*Directions for this task*. Every record below should be written out exactly; pictures stay out.

* begin *

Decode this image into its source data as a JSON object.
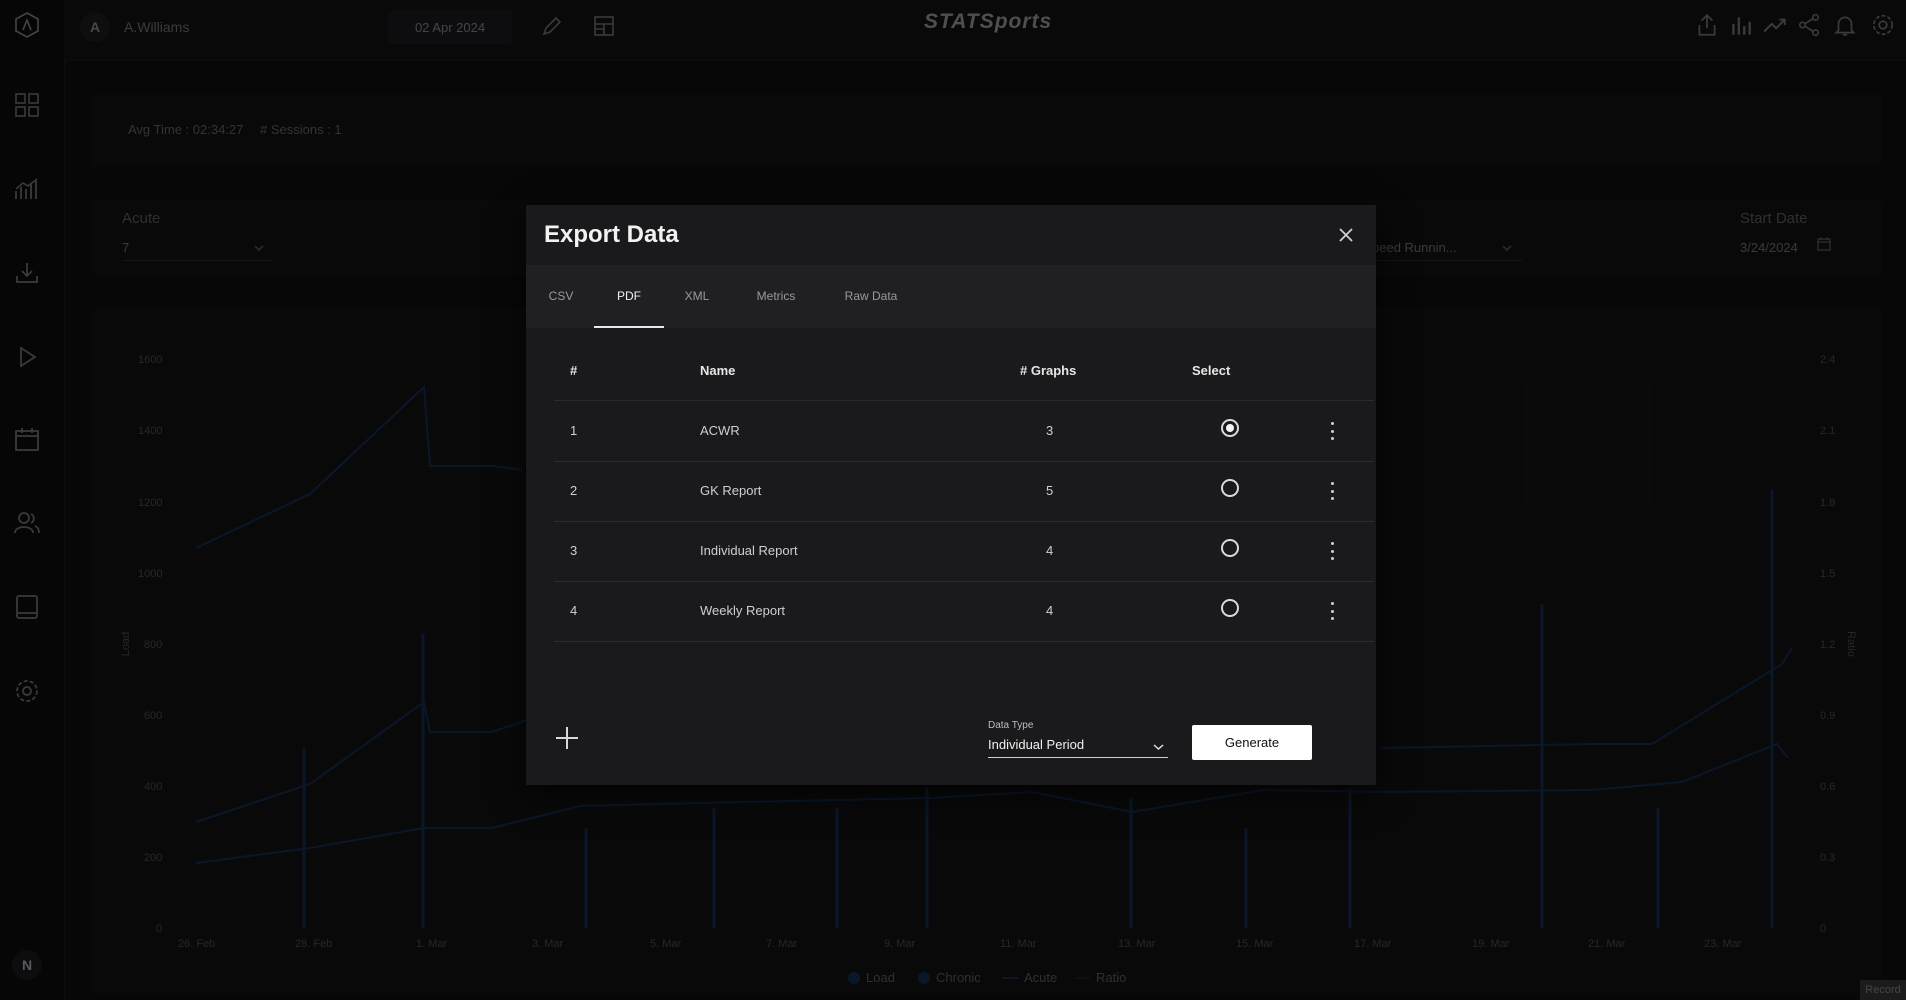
{
  "topbar": {
    "avatar_letter": "A",
    "user_name": "A.Williams",
    "date": "02 Apr 2024",
    "brand": "STATSports"
  },
  "sidebar": {
    "bottom_avatar": "N",
    "icons": [
      "logo-icon",
      "dashboard-icon",
      "analytics-icon",
      "download-icon",
      "play-icon",
      "calendar-icon",
      "team-icon",
      "tablet-icon",
      "settings-icon"
    ]
  },
  "summary": {
    "avg_time": "Avg Time : 02:34:27",
    "sessions": "# Sessions : 1"
  },
  "filters": {
    "acute_label": "Acute",
    "acute_value": "7",
    "metric_value_partial": "peed Runnin...",
    "start_date_label": "Start Date",
    "start_date_value": "3/24/2024"
  },
  "background_chart": {
    "y_left_label": "Load",
    "y_right_label": "Ratio",
    "y_left_ticks": [
      "1600",
      "1400",
      "1200",
      "1000",
      "800",
      "600",
      "400",
      "200",
      "0"
    ],
    "y_right_ticks": [
      "2.4",
      "2.1",
      "1.8",
      "1.5",
      "1.2",
      "0.9",
      "0.6",
      "0.3",
      "0"
    ],
    "x_ticks": [
      "26. Feb",
      "28. Feb",
      "1. Mar",
      "3. Mar",
      "5. Mar",
      "7. Mar",
      "9. Mar",
      "11. Mar",
      "13. Mar",
      "15. Mar",
      "17. Mar",
      "19. Mar",
      "21. Mar",
      "23. Mar"
    ],
    "legend": [
      "Load",
      "Chronic",
      "Acute",
      "Ratio"
    ],
    "record_label": "Record"
  },
  "modal": {
    "title": "Export Data",
    "tabs": [
      {
        "label": "CSV",
        "active": false
      },
      {
        "label": "PDF",
        "active": true
      },
      {
        "label": "XML",
        "active": false
      },
      {
        "label": "Metrics",
        "active": false
      },
      {
        "label": "Raw Data",
        "active": false
      }
    ],
    "columns": {
      "num": "#",
      "name": "Name",
      "graphs": "# Graphs",
      "select": "Select"
    },
    "rows": [
      {
        "num": "1",
        "name": "ACWR",
        "graphs": "3",
        "selected": true
      },
      {
        "num": "2",
        "name": "GK Report",
        "graphs": "5",
        "selected": false
      },
      {
        "num": "3",
        "name": "Individual Report",
        "graphs": "4",
        "selected": false
      },
      {
        "num": "4",
        "name": "Weekly Report",
        "graphs": "4",
        "selected": false
      }
    ],
    "data_type_label": "Data Type",
    "data_type_value": "Individual Period",
    "generate_label": "Generate"
  }
}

* end *

*Task result*.
Decode this image into its source data as a JSON object.
{
  "topbar": {
    "avatar_letter": "A",
    "user_name": "A.Williams",
    "date": "02 Apr 2024",
    "brand": "STATSports"
  },
  "sidebar": {
    "bottom_avatar": "N",
    "icons": [
      "logo-icon",
      "dashboard-icon",
      "analytics-icon",
      "download-icon",
      "play-icon",
      "calendar-icon",
      "team-icon",
      "tablet-icon",
      "settings-icon"
    ]
  },
  "summary": {
    "avg_time": "Avg Time : 02:34:27",
    "sessions": "# Sessions : 1"
  },
  "filters": {
    "acute_label": "Acute",
    "acute_value": "7",
    "metric_value_partial": "peed Runnin...",
    "start_date_label": "Start Date",
    "start_date_value": "3/24/2024"
  },
  "background_chart": {
    "y_left_label": "Load",
    "y_right_label": "Ratio",
    "y_left_ticks": [
      "1600",
      "1400",
      "1200",
      "1000",
      "800",
      "600",
      "400",
      "200",
      "0"
    ],
    "y_right_ticks": [
      "2.4",
      "2.1",
      "1.8",
      "1.5",
      "1.2",
      "0.9",
      "0.6",
      "0.3",
      "0"
    ],
    "x_ticks": [
      "26. Feb",
      "28. Feb",
      "1. Mar",
      "3. Mar",
      "5. Mar",
      "7. Mar",
      "9. Mar",
      "11. Mar",
      "13. Mar",
      "15. Mar",
      "17. Mar",
      "19. Mar",
      "21. Mar",
      "23. Mar"
    ],
    "legend": [
      "Load",
      "Chronic",
      "Acute",
      "Ratio"
    ],
    "record_label": "Record"
  },
  "modal": {
    "title": "Export Data",
    "tabs": [
      {
        "label": "CSV",
        "active": false
      },
      {
        "label": "PDF",
        "active": true
      },
      {
        "label": "XML",
        "active": false
      },
      {
        "label": "Metrics",
        "active": false
      },
      {
        "label": "Raw Data",
        "active": false
      }
    ],
    "columns": {
      "num": "#",
      "name": "Name",
      "graphs": "# Graphs",
      "select": "Select"
    },
    "rows": [
      {
        "num": "1",
        "name": "ACWR",
        "graphs": "3",
        "selected": true
      },
      {
        "num": "2",
        "name": "GK Report",
        "graphs": "5",
        "selected": false
      },
      {
        "num": "3",
        "name": "Individual Report",
        "graphs": "4",
        "selected": false
      },
      {
        "num": "4",
        "name": "Weekly Report",
        "graphs": "4",
        "selected": false
      }
    ],
    "data_type_label": "Data Type",
    "data_type_value": "Individual Period",
    "generate_label": "Generate"
  }
}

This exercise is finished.